> What is asked: Leave out the pictures and transcribe everything else exactly.

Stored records

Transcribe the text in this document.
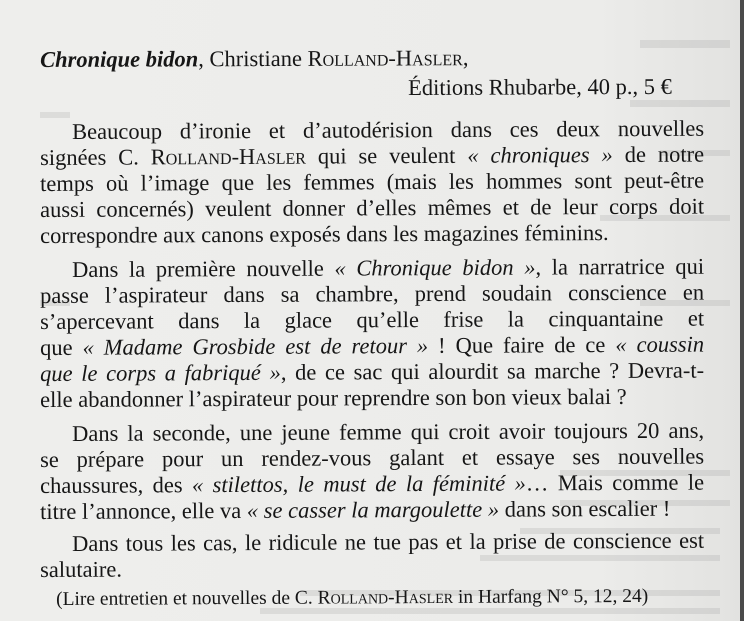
Chronique bidon, Christiane Rolland-Hasler,
Éditions Rhubarbe, 40 p., 5 €
Beaucoup d’ironie et d’autodérision dans ces deux nouvelles
signées C. Rolland-Hasler qui se veulent « chroniques » de notre
temps où l’image que les femmes (mais les hommes sont peut-être
aussi concernés) veulent donner d’elles mêmes et de leur corps doit
correspondre aux canons exposés dans les magazines féminins.
Dans la première nouvelle « Chronique bidon », la narratrice qui
passe l’aspirateur dans sa chambre, prend soudain conscience en
s’apercevant dans la glace qu’elle frise la cinquantaine et
que « Madame Grosbide est de retour » ! Que faire de ce « coussin
que le corps a fabriqué », de ce sac qui alourdit sa marche ? Devra-t-
elle abandonner l’aspirateur pour reprendre son bon vieux balai ?
Dans la seconde, une jeune femme qui croit avoir toujours 20 ans,
se prépare pour un rendez-vous galant et essaye ses nouvelles
chaussures, des « stilettos, le must de la féminité »… Mais comme le
titre l’annonce, elle va « se casser la margoulette » dans son escalier !
Dans tous les cas, le ridicule ne tue pas et la prise de conscience est
salutaire.
(Lire entretien et nouvelles de C. Rolland-Hasler in Harfang N° 5, 12, 24)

> Task output:
Transcribe the text in this document.
Chronique bidon, Christiane Rolland-Hasler,
Éditions Rhubarbe, 40 p., 5 €
Beaucoup d’ironie et d’autodérision dans ces deux nouvelles
signées C. Rolland-Hasler qui se veulent « chroniques » de notre
temps où l’image que les femmes (mais les hommes sont peut-être
aussi concernés) veulent donner d’elles mêmes et de leur corps doit
correspondre aux canons exposés dans les magazines féminins.
Dans la première nouvelle « Chronique bidon », la narratrice qui
passe l’aspirateur dans sa chambre, prend soudain conscience en
s’apercevant dans la glace qu’elle frise la cinquantaine et
que « Madame Grosbide est de retour » ! Que faire de ce « coussin
que le corps a fabriqué », de ce sac qui alourdit sa marche ? Devra-t-
elle abandonner l’aspirateur pour reprendre son bon vieux balai ?
Dans la seconde, une jeune femme qui croit avoir toujours 20 ans,
se prépare pour un rendez-vous galant et essaye ses nouvelles
chaussures, des « stilettos, le must de la féminité »… Mais comme le
titre l’annonce, elle va « se casser la margoulette » dans son escalier !
Dans tous les cas, le ridicule ne tue pas et la prise de conscience est
salutaire.
(Lire entretien et nouvelles de C. Rolland-Hasler in Harfang N° 5, 12, 24)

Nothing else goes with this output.